(Stored records)

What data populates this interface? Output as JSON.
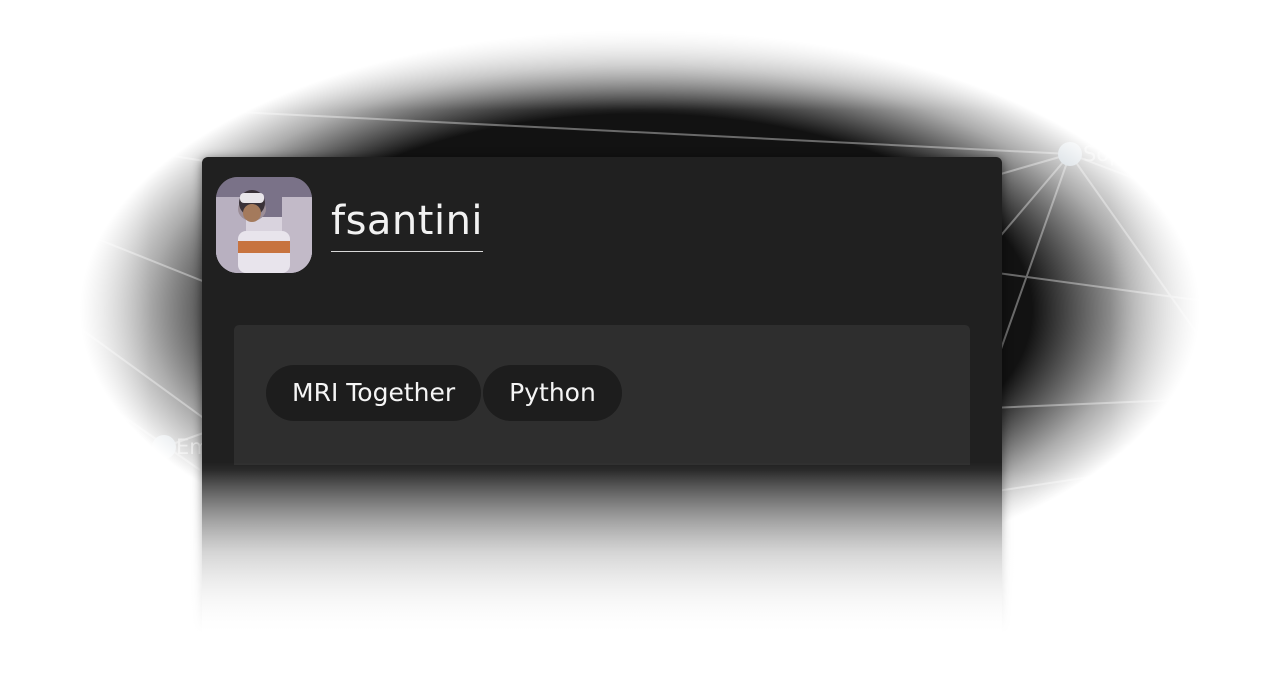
{
  "graph": {
    "nodes": [
      {
        "label": "Sophie Schauman"
      },
      {
        "label": "Emily"
      }
    ],
    "colors": {
      "background": "#121212",
      "edge": "#6a6a6a",
      "node": "#7f95a6",
      "label": "#8d8d8d"
    }
  },
  "profile": {
    "username": "fsantini",
    "avatar_icon": "user-avatar-photo",
    "tags": [
      {
        "label": "MRI Together"
      },
      {
        "label": "Python"
      }
    ],
    "colors": {
      "card": "#202020",
      "panel": "#2e2e2e",
      "chip": "#1d1d1d",
      "text": "#f2f2f2"
    }
  }
}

Given instruction:
Without the pictures, restate all the entries above exactly.

Solution to the problem:
What data populates this interface? Output as JSON.
{
  "graph": {
    "nodes": [
      {
        "label": "Sophie Schauman"
      },
      {
        "label": "Emily"
      }
    ],
    "colors": {
      "background": "#121212",
      "edge": "#6a6a6a",
      "node": "#7f95a6",
      "label": "#8d8d8d"
    }
  },
  "profile": {
    "username": "fsantini",
    "avatar_icon": "user-avatar-photo",
    "tags": [
      {
        "label": "MRI Together"
      },
      {
        "label": "Python"
      }
    ],
    "colors": {
      "card": "#202020",
      "panel": "#2e2e2e",
      "chip": "#1d1d1d",
      "text": "#f2f2f2"
    }
  }
}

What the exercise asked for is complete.